### [EXERCISE BRIEF]
Drop the pictures from the entries below, then reproduce the rest exactly.

Figure collection entries:
⁂

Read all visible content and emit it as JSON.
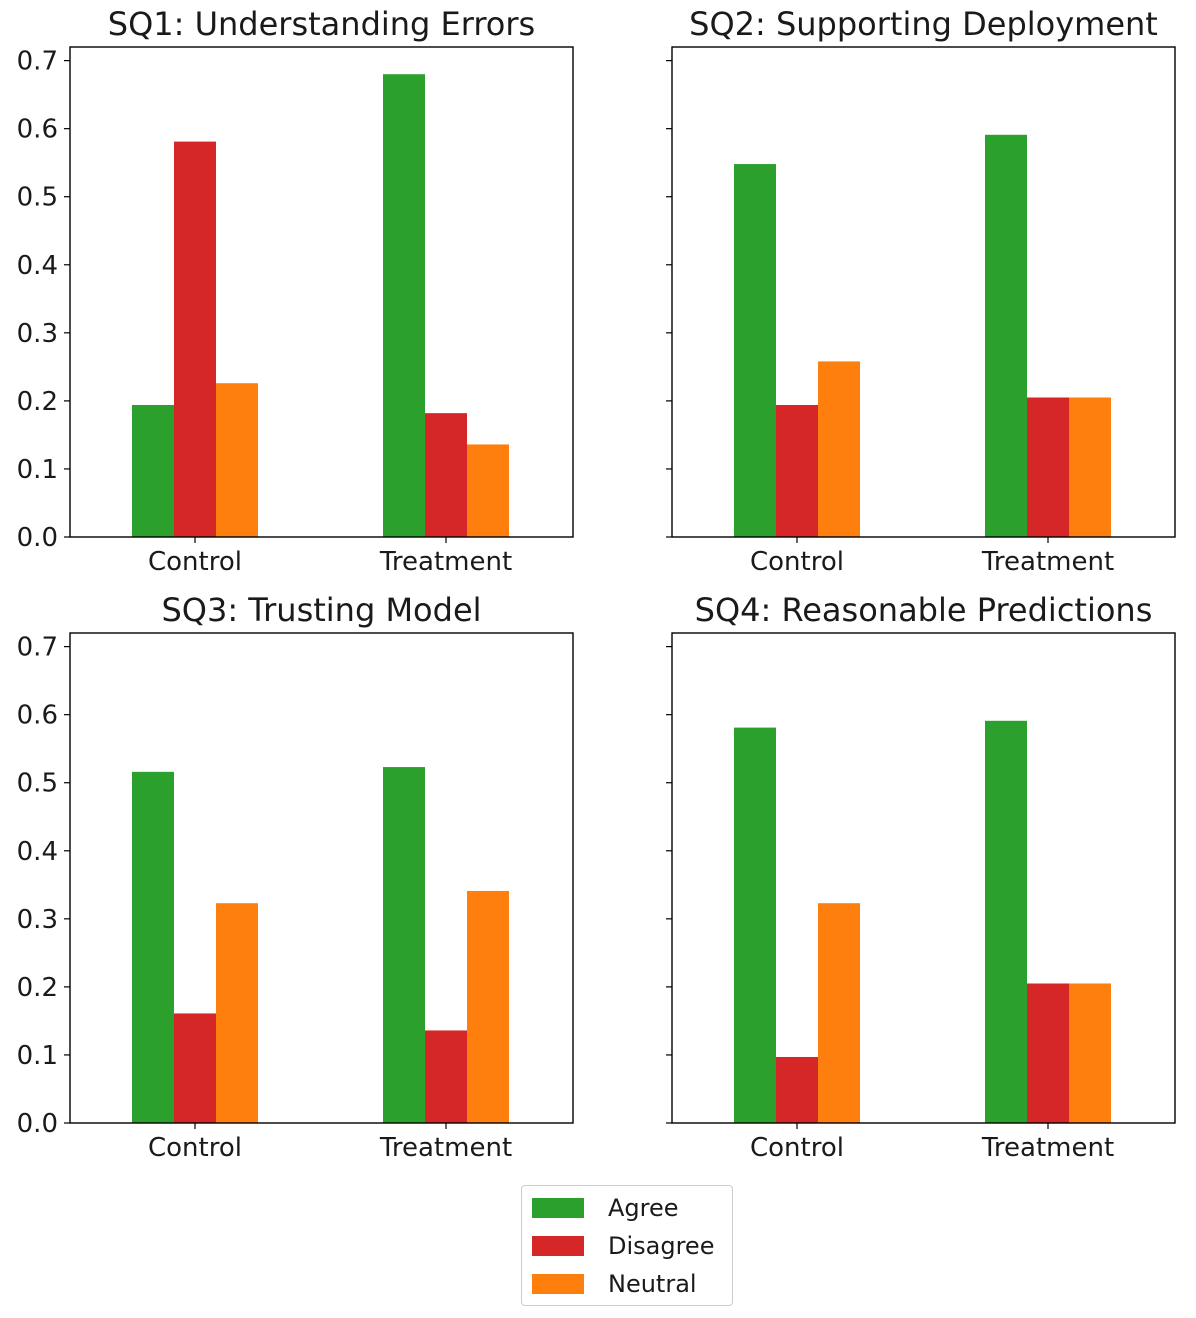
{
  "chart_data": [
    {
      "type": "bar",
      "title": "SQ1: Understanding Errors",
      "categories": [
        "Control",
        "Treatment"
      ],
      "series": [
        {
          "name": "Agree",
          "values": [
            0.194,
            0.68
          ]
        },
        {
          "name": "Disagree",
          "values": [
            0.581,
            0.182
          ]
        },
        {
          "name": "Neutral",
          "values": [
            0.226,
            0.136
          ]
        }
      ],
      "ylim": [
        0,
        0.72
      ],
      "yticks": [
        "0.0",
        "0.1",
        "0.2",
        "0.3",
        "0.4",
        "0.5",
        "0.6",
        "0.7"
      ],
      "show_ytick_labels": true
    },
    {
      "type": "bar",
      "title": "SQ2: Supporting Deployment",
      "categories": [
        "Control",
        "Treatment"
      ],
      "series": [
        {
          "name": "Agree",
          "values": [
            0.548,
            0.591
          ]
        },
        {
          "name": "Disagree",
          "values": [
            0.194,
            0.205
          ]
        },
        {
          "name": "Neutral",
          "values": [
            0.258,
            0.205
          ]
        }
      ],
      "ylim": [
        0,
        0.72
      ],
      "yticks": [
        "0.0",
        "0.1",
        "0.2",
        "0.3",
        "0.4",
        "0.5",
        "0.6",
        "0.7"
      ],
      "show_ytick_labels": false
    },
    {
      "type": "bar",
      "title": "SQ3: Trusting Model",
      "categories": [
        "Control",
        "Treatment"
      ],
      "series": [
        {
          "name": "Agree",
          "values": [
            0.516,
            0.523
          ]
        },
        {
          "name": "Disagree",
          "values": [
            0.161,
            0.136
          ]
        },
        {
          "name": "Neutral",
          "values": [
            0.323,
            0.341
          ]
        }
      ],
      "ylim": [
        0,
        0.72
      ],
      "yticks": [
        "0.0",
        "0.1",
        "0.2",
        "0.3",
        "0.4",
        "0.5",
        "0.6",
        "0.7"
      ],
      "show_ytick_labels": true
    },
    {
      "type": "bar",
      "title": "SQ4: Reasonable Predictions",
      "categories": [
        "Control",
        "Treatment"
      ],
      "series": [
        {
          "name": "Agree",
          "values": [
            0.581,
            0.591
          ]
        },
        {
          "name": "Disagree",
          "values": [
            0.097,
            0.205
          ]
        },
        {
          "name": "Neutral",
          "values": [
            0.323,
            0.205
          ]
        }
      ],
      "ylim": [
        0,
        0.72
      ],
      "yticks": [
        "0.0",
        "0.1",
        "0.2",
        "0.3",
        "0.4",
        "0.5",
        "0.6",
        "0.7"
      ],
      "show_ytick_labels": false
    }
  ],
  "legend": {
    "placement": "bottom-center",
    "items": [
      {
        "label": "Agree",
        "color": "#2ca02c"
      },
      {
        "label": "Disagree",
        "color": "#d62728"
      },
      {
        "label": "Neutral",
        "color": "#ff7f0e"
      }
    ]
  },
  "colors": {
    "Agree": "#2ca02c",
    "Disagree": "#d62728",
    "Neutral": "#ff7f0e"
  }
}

⁂

### [RESPONSE TO THIS EXERCISE]
Read all visible content and emit it as JSON.
{
  "chart_data": [
    {
      "type": "bar",
      "title": "SQ1: Understanding Errors",
      "categories": [
        "Control",
        "Treatment"
      ],
      "series": [
        {
          "name": "Agree",
          "values": [
            0.194,
            0.68
          ]
        },
        {
          "name": "Disagree",
          "values": [
            0.581,
            0.182
          ]
        },
        {
          "name": "Neutral",
          "values": [
            0.226,
            0.136
          ]
        }
      ],
      "ylim": [
        0,
        0.72
      ],
      "yticks": [
        "0.0",
        "0.1",
        "0.2",
        "0.3",
        "0.4",
        "0.5",
        "0.6",
        "0.7"
      ],
      "show_ytick_labels": true
    },
    {
      "type": "bar",
      "title": "SQ2: Supporting Deployment",
      "categories": [
        "Control",
        "Treatment"
      ],
      "series": [
        {
          "name": "Agree",
          "values": [
            0.548,
            0.591
          ]
        },
        {
          "name": "Disagree",
          "values": [
            0.194,
            0.205
          ]
        },
        {
          "name": "Neutral",
          "values": [
            0.258,
            0.205
          ]
        }
      ],
      "ylim": [
        0,
        0.72
      ],
      "yticks": [
        "0.0",
        "0.1",
        "0.2",
        "0.3",
        "0.4",
        "0.5",
        "0.6",
        "0.7"
      ],
      "show_ytick_labels": false
    },
    {
      "type": "bar",
      "title": "SQ3: Trusting Model",
      "categories": [
        "Control",
        "Treatment"
      ],
      "series": [
        {
          "name": "Agree",
          "values": [
            0.516,
            0.523
          ]
        },
        {
          "name": "Disagree",
          "values": [
            0.161,
            0.136
          ]
        },
        {
          "name": "Neutral",
          "values": [
            0.323,
            0.341
          ]
        }
      ],
      "ylim": [
        0,
        0.72
      ],
      "yticks": [
        "0.0",
        "0.1",
        "0.2",
        "0.3",
        "0.4",
        "0.5",
        "0.6",
        "0.7"
      ],
      "show_ytick_labels": true
    },
    {
      "type": "bar",
      "title": "SQ4: Reasonable Predictions",
      "categories": [
        "Control",
        "Treatment"
      ],
      "series": [
        {
          "name": "Agree",
          "values": [
            0.581,
            0.591
          ]
        },
        {
          "name": "Disagree",
          "values": [
            0.097,
            0.205
          ]
        },
        {
          "name": "Neutral",
          "values": [
            0.323,
            0.205
          ]
        }
      ],
      "ylim": [
        0,
        0.72
      ],
      "yticks": [
        "0.0",
        "0.1",
        "0.2",
        "0.3",
        "0.4",
        "0.5",
        "0.6",
        "0.7"
      ],
      "show_ytick_labels": false
    }
  ],
  "legend": {
    "placement": "bottom-center",
    "items": [
      {
        "label": "Agree",
        "color": "#2ca02c"
      },
      {
        "label": "Disagree",
        "color": "#d62728"
      },
      {
        "label": "Neutral",
        "color": "#ff7f0e"
      }
    ]
  },
  "colors": {
    "Agree": "#2ca02c",
    "Disagree": "#d62728",
    "Neutral": "#ff7f0e"
  }
}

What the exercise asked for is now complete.